──────── Information given

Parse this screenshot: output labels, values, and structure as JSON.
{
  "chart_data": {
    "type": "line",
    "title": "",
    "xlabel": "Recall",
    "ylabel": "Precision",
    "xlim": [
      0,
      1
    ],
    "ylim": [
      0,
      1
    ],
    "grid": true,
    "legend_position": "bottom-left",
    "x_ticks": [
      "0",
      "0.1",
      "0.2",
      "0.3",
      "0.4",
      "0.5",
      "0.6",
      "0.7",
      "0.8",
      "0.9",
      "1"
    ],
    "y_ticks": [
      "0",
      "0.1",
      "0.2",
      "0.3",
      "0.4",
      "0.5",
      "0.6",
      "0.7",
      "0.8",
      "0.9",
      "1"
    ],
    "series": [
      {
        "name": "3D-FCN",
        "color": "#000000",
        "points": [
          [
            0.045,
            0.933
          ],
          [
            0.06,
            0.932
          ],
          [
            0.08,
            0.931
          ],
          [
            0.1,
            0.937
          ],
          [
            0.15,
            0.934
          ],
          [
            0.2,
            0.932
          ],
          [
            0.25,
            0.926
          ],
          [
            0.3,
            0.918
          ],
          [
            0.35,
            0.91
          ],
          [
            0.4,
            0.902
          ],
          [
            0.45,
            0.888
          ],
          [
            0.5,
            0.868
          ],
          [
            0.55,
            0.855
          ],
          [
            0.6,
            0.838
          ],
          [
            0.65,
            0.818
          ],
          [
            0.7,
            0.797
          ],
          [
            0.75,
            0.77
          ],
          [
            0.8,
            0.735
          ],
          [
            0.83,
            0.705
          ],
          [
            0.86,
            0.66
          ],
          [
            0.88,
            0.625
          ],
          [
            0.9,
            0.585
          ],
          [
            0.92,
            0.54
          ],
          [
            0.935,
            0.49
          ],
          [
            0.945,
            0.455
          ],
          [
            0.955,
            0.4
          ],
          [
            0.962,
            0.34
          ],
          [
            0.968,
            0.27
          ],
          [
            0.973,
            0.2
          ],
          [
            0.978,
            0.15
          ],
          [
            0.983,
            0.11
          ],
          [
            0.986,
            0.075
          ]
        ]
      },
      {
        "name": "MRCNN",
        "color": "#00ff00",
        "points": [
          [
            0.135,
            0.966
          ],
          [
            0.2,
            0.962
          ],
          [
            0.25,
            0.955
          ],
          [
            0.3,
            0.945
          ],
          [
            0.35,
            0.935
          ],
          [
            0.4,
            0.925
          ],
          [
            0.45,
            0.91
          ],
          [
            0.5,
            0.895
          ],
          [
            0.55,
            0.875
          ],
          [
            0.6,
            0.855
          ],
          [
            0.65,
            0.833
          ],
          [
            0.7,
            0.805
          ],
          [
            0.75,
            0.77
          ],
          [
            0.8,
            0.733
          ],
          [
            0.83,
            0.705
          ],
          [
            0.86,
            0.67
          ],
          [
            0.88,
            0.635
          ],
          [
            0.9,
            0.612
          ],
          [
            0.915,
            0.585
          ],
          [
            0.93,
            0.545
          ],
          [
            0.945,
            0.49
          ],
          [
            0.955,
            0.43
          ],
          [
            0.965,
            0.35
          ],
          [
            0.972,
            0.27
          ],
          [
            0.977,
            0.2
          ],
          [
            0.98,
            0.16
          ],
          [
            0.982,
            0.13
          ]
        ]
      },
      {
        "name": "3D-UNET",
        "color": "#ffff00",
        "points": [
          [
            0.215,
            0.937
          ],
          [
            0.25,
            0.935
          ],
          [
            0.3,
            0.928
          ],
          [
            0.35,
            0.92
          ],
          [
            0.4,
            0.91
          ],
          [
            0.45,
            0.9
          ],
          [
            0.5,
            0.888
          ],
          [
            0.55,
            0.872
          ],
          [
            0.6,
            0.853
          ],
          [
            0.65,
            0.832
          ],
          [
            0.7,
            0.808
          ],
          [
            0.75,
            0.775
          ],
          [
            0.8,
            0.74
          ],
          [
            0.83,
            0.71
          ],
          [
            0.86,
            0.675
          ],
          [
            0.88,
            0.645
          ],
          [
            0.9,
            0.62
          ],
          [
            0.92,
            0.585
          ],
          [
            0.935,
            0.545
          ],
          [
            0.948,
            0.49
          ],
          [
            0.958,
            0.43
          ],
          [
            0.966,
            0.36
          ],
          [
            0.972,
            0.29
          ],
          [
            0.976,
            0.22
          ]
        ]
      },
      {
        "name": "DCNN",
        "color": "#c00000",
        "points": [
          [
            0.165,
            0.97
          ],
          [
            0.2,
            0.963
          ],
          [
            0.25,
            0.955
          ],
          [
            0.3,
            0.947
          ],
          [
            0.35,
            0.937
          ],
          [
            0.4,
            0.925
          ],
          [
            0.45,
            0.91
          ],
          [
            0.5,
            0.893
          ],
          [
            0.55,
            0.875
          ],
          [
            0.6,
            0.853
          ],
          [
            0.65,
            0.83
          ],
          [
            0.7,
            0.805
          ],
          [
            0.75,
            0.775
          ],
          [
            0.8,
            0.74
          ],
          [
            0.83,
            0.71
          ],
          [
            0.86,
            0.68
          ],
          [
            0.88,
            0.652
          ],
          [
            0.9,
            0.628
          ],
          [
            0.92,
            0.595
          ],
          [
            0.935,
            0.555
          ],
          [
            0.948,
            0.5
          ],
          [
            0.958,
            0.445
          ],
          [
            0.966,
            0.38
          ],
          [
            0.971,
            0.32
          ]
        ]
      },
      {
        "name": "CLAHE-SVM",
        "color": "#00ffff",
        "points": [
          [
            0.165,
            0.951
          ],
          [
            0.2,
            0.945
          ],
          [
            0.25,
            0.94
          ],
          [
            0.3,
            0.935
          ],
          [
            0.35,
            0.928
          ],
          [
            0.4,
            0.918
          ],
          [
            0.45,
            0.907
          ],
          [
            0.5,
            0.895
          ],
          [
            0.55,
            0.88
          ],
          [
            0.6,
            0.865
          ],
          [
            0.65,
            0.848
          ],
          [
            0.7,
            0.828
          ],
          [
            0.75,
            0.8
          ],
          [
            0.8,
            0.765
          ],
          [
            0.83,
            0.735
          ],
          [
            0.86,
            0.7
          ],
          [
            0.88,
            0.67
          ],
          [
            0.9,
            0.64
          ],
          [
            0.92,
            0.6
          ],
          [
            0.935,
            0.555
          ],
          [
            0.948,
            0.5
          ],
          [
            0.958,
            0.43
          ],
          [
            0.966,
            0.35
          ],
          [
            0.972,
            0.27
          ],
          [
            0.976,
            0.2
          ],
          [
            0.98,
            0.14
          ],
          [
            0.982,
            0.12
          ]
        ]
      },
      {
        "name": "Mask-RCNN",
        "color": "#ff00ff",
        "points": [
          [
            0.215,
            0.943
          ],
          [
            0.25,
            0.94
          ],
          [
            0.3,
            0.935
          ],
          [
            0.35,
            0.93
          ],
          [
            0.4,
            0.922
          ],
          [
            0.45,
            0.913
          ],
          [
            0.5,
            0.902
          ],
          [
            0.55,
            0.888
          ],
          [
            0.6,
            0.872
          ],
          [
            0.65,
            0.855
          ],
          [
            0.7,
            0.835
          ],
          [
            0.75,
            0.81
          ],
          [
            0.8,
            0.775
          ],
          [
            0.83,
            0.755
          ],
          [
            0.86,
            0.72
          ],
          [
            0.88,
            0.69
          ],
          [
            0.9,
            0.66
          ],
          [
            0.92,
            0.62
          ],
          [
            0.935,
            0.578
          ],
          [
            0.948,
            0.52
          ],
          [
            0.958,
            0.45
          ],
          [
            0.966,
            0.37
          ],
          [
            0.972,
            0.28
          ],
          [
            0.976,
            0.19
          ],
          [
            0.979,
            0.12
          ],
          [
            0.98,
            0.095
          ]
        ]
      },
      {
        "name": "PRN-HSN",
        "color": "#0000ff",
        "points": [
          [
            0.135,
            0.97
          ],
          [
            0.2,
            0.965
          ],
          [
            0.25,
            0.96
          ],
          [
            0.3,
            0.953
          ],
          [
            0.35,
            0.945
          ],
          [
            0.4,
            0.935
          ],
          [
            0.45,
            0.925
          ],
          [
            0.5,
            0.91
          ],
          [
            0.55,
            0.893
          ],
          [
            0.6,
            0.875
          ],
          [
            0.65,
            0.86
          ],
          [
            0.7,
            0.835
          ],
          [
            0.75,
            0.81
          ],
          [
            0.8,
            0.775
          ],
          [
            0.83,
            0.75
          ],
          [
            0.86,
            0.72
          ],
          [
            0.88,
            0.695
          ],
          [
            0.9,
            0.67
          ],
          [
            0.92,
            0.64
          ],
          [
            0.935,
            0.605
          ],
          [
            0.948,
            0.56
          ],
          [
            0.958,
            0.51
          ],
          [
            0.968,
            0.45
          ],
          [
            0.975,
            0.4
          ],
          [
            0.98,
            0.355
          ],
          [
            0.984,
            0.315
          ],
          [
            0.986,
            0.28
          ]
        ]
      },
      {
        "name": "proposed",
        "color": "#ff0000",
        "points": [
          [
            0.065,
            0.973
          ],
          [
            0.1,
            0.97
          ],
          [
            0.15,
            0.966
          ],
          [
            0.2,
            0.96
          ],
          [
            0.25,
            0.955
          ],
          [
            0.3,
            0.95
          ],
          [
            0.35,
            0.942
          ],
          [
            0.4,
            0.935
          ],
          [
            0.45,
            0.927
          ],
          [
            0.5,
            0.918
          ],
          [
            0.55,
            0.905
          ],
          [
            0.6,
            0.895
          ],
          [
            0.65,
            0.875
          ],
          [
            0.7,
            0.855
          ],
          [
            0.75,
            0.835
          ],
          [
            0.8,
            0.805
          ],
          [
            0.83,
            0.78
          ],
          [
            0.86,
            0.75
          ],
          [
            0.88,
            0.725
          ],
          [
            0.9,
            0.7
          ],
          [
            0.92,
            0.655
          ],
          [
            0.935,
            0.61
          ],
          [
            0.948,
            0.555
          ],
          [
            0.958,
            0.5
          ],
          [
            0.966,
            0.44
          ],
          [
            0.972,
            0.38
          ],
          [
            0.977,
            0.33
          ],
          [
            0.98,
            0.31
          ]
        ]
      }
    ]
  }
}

────────────────

◆ What is required ◆
Check each line of the material above for "color" and say how many lines contain it, giving the number alone.

◆ Output of the task ◆
8